▶ _Written exercise_
Check each line of the material below for "subtitle", then copy the ones that contain it.

▶ _Supplied records_
>> begin

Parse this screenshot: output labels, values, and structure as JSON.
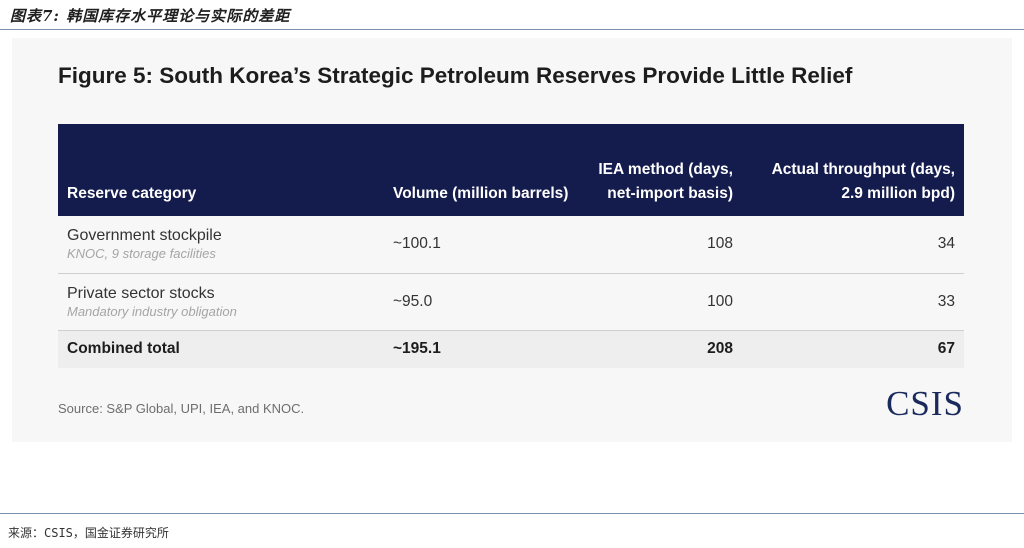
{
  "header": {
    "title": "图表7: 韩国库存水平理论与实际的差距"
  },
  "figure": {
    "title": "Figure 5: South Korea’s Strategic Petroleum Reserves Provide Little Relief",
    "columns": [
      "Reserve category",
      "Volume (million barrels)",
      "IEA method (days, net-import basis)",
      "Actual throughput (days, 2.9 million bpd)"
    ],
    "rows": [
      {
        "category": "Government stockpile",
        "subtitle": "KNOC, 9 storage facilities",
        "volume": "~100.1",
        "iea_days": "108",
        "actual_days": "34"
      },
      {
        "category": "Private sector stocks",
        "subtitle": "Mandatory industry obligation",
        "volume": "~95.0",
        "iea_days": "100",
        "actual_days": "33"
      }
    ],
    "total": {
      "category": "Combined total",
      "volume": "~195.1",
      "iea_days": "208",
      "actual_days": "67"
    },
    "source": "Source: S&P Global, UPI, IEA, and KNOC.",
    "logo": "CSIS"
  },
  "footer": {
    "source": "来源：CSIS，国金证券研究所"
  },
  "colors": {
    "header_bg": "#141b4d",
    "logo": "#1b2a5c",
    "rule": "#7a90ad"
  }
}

>> end

▶ _Written solution_
        "subtitle": "KNOC, 9 storage facilities",
        "subtitle": "Mandatory industry obligation",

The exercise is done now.